Stored items from a collection:
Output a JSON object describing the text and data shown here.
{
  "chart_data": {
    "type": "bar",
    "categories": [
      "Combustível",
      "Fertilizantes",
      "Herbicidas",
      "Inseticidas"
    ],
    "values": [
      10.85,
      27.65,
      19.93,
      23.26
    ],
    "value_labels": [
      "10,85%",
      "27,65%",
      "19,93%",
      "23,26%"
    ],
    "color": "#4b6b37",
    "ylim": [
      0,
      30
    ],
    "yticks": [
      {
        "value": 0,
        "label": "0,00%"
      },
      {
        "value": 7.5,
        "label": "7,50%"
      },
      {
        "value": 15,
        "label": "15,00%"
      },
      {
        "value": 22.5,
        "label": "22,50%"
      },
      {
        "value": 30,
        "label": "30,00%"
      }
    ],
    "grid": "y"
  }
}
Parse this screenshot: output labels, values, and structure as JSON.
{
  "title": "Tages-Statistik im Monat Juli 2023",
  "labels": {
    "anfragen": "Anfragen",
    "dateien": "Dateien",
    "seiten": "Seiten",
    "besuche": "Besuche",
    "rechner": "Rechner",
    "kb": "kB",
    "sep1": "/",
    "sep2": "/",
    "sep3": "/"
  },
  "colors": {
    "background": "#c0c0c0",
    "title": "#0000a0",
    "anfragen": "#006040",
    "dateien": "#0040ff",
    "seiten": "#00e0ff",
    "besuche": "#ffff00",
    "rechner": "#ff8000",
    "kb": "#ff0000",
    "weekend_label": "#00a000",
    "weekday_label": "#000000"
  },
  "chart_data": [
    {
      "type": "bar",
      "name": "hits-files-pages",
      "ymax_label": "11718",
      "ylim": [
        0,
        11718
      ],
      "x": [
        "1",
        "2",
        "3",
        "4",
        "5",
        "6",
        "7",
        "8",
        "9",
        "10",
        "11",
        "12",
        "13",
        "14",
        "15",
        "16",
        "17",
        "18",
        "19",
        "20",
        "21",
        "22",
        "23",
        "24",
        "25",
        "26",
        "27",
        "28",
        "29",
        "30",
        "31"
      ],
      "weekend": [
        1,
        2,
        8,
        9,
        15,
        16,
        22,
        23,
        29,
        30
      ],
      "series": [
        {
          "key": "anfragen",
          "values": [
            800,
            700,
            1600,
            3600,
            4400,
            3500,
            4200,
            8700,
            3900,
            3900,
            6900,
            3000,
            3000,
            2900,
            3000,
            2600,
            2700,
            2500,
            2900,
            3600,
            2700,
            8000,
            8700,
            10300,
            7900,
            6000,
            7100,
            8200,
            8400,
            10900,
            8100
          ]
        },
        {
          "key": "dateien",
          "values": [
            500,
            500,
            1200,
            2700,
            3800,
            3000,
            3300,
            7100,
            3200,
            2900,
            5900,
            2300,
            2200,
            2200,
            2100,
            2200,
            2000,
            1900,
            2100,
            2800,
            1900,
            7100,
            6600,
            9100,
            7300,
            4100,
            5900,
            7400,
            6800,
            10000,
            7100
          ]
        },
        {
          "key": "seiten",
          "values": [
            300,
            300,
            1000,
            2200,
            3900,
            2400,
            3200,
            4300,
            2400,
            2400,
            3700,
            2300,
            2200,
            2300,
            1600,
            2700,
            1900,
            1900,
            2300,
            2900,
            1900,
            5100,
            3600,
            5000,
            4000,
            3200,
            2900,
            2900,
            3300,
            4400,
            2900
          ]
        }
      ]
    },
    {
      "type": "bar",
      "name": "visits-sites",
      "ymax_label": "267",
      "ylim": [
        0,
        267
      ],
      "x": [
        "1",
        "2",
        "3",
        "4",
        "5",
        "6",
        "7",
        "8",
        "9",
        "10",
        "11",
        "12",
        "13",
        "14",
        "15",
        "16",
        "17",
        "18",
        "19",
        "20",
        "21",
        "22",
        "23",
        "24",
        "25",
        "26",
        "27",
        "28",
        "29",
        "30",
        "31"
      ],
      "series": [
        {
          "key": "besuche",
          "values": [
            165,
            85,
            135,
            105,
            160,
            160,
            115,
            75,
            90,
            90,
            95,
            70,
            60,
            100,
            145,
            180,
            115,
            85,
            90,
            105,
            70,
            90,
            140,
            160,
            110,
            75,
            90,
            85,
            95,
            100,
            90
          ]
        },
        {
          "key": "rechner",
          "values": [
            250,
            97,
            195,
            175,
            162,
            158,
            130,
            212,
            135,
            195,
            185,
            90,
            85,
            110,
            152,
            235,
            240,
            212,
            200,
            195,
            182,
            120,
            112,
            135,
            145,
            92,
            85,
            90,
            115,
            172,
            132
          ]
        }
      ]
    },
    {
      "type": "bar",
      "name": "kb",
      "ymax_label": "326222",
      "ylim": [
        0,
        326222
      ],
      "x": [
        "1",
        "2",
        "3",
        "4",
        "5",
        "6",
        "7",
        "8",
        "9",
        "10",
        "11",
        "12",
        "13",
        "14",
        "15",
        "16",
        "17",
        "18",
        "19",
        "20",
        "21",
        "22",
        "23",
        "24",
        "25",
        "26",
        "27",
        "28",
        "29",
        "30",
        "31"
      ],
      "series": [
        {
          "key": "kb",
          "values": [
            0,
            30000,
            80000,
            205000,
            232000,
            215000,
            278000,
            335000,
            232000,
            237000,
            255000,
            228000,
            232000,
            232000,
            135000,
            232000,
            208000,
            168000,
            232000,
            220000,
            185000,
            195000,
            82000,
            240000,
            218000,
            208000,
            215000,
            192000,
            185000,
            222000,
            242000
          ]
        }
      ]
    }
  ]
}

Work to do: Word for word, extract all the records.

Task result:
Output a JSON object describing the text and data shown here.
{
  "chart_data": {
    "type": "bar",
    "categories": [
      "Combustível",
      "Fertilizantes",
      "Herbicidas",
      "Inseticidas"
    ],
    "values": [
      10.85,
      27.65,
      19.93,
      23.26
    ],
    "value_labels": [
      "10,85%",
      "27,65%",
      "19,93%",
      "23,26%"
    ],
    "color": "#4b6b37",
    "ylim": [
      0,
      30
    ],
    "yticks": [
      {
        "value": 0,
        "label": "0,00%"
      },
      {
        "value": 7.5,
        "label": "7,50%"
      },
      {
        "value": 15,
        "label": "15,00%"
      },
      {
        "value": 22.5,
        "label": "22,50%"
      },
      {
        "value": 30,
        "label": "30,00%"
      }
    ],
    "grid": "y"
  }
}
Parse this screenshot: output labels, values, and structure as JSON.
{
  "title": "Tages-Statistik im Monat Juli 2023",
  "labels": {
    "anfragen": "Anfragen",
    "dateien": "Dateien",
    "seiten": "Seiten",
    "besuche": "Besuche",
    "rechner": "Rechner",
    "kb": "kB",
    "sep1": "/",
    "sep2": "/",
    "sep3": "/"
  },
  "colors": {
    "background": "#c0c0c0",
    "title": "#0000a0",
    "anfragen": "#006040",
    "dateien": "#0040ff",
    "seiten": "#00e0ff",
    "besuche": "#ffff00",
    "rechner": "#ff8000",
    "kb": "#ff0000",
    "weekend_label": "#00a000",
    "weekday_label": "#000000"
  },
  "chart_data": [
    {
      "type": "bar",
      "name": "hits-files-pages",
      "ymax_label": "11718",
      "ylim": [
        0,
        11718
      ],
      "x": [
        "1",
        "2",
        "3",
        "4",
        "5",
        "6",
        "7",
        "8",
        "9",
        "10",
        "11",
        "12",
        "13",
        "14",
        "15",
        "16",
        "17",
        "18",
        "19",
        "20",
        "21",
        "22",
        "23",
        "24",
        "25",
        "26",
        "27",
        "28",
        "29",
        "30",
        "31"
      ],
      "weekend": [
        1,
        2,
        8,
        9,
        15,
        16,
        22,
        23,
        29,
        30
      ],
      "series": [
        {
          "key": "anfragen",
          "values": [
            800,
            700,
            1600,
            3600,
            4400,
            3500,
            4200,
            8700,
            3900,
            3900,
            6900,
            3000,
            3000,
            2900,
            3000,
            2600,
            2700,
            2500,
            2900,
            3600,
            2700,
            8000,
            8700,
            10300,
            7900,
            6000,
            7100,
            8200,
            8400,
            10900,
            8100
          ]
        },
        {
          "key": "dateien",
          "values": [
            500,
            500,
            1200,
            2700,
            3800,
            3000,
            3300,
            7100,
            3200,
            2900,
            5900,
            2300,
            2200,
            2200,
            2100,
            2200,
            2000,
            1900,
            2100,
            2800,
            1900,
            7100,
            6600,
            9100,
            7300,
            4100,
            5900,
            7400,
            6800,
            10000,
            7100
          ]
        },
        {
          "key": "seiten",
          "values": [
            300,
            300,
            1000,
            2200,
            3900,
            2400,
            3200,
            4300,
            2400,
            2400,
            3700,
            2300,
            2200,
            2300,
            1600,
            2700,
            1900,
            1900,
            2300,
            2900,
            1900,
            5100,
            3600,
            5000,
            4000,
            3200,
            2900,
            2900,
            3300,
            4400,
            2900
          ]
        }
      ]
    },
    {
      "type": "bar",
      "name": "visits-sites",
      "ymax_label": "267",
      "ylim": [
        0,
        267
      ],
      "x": [
        "1",
        "2",
        "3",
        "4",
        "5",
        "6",
        "7",
        "8",
        "9",
        "10",
        "11",
        "12",
        "13",
        "14",
        "15",
        "16",
        "17",
        "18",
        "19",
        "20",
        "21",
        "22",
        "23",
        "24",
        "25",
        "26",
        "27",
        "28",
        "29",
        "30",
        "31"
      ],
      "series": [
        {
          "key": "besuche",
          "values": [
            165,
            85,
            135,
            105,
            160,
            160,
            115,
            75,
            90,
            90,
            95,
            70,
            60,
            100,
            145,
            180,
            115,
            85,
            90,
            105,
            70,
            90,
            140,
            160,
            110,
            75,
            90,
            85,
            95,
            100,
            90
          ]
        },
        {
          "key": "rechner",
          "values": [
            250,
            97,
            195,
            175,
            162,
            158,
            130,
            212,
            135,
            195,
            185,
            90,
            85,
            110,
            152,
            235,
            240,
            212,
            200,
            195,
            182,
            120,
            112,
            135,
            145,
            92,
            85,
            90,
            115,
            172,
            132
          ]
        }
      ]
    },
    {
      "type": "bar",
      "name": "kb",
      "ymax_label": "326222",
      "ylim": [
        0,
        326222
      ],
      "x": [
        "1",
        "2",
        "3",
        "4",
        "5",
        "6",
        "7",
        "8",
        "9",
        "10",
        "11",
        "12",
        "13",
        "14",
        "15",
        "16",
        "17",
        "18",
        "19",
        "20",
        "21",
        "22",
        "23",
        "24",
        "25",
        "26",
        "27",
        "28",
        "29",
        "30",
        "31"
      ],
      "series": [
        {
          "key": "kb",
          "values": [
            0,
            30000,
            80000,
            205000,
            232000,
            215000,
            278000,
            335000,
            232000,
            237000,
            255000,
            228000,
            232000,
            232000,
            135000,
            232000,
            208000,
            168000,
            232000,
            220000,
            185000,
            195000,
            82000,
            240000,
            218000,
            208000,
            215000,
            192000,
            185000,
            222000,
            242000
          ]
        }
      ]
    }
  ]
}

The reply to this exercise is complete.